**The request**.
Each record is to be printed again precisely as it reads.

(Excerpts from a figure dataset)
-- Start --

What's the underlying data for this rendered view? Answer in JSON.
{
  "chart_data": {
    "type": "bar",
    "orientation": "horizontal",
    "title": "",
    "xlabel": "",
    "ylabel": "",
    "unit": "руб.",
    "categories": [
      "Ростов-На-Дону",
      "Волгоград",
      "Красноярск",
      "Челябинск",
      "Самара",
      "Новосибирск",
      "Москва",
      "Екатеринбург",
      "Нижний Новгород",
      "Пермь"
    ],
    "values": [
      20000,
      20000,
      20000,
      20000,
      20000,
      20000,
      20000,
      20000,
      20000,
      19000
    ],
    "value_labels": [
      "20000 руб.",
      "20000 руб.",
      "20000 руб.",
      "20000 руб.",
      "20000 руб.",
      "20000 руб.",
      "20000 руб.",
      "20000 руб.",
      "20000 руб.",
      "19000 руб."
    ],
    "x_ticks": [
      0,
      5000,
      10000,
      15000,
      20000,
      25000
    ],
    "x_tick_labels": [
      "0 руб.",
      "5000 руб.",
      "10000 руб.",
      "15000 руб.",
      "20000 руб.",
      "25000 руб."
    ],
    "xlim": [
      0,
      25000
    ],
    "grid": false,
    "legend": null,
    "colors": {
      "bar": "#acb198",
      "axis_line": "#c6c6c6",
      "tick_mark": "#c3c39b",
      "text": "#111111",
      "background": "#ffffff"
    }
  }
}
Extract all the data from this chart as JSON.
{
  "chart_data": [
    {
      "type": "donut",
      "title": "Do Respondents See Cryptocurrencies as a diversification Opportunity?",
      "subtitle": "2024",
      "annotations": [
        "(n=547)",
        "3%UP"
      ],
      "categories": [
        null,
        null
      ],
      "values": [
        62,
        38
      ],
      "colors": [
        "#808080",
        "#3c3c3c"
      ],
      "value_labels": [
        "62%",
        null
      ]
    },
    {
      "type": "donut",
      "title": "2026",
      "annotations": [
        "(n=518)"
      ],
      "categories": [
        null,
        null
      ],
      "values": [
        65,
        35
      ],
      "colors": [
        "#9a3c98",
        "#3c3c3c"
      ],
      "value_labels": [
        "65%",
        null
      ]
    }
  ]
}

-- End --

**The solution**.
What's the underlying data for this rendered view? Answer in JSON.
{
  "chart_data": {
    "type": "bar",
    "orientation": "horizontal",
    "title": "",
    "xlabel": "",
    "ylabel": "",
    "unit": "руб.",
    "categories": [
      "Ростов-На-Дону",
      "Волгоград",
      "Красноярск",
      "Челябинск",
      "Самара",
      "Новосибирск",
      "Москва",
      "Екатеринбург",
      "Нижний Новгород",
      "Пермь"
    ],
    "values": [
      20000,
      20000,
      20000,
      20000,
      20000,
      20000,
      20000,
      20000,
      20000,
      19000
    ],
    "value_labels": [
      "20000 руб.",
      "20000 руб.",
      "20000 руб.",
      "20000 руб.",
      "20000 руб.",
      "20000 руб.",
      "20000 руб.",
      "20000 руб.",
      "20000 руб.",
      "19000 руб."
    ],
    "x_ticks": [
      0,
      5000,
      10000,
      15000,
      20000,
      25000
    ],
    "x_tick_labels": [
      "0 руб.",
      "5000 руб.",
      "10000 руб.",
      "15000 руб.",
      "20000 руб.",
      "25000 руб."
    ],
    "xlim": [
      0,
      25000
    ],
    "grid": false,
    "legend": null,
    "colors": {
      "bar": "#acb198",
      "axis_line": "#c6c6c6",
      "tick_mark": "#c3c39b",
      "text": "#111111",
      "background": "#ffffff"
    }
  }
}
Extract all the data from this chart as JSON.
{
  "chart_data": [
    {
      "type": "donut",
      "title": "Do Respondents See Cryptocurrencies as a diversification Opportunity?",
      "subtitle": "2024",
      "annotations": [
        "(n=547)",
        "3%UP"
      ],
      "categories": [
        null,
        null
      ],
      "values": [
        62,
        38
      ],
      "colors": [
        "#808080",
        "#3c3c3c"
      ],
      "value_labels": [
        "62%",
        null
      ]
    },
    {
      "type": "donut",
      "title": "2026",
      "annotations": [
        "(n=518)"
      ],
      "categories": [
        null,
        null
      ],
      "values": [
        65,
        35
      ],
      "colors": [
        "#9a3c98",
        "#3c3c3c"
      ],
      "value_labels": [
        "65%",
        null
      ]
    }
  ]
}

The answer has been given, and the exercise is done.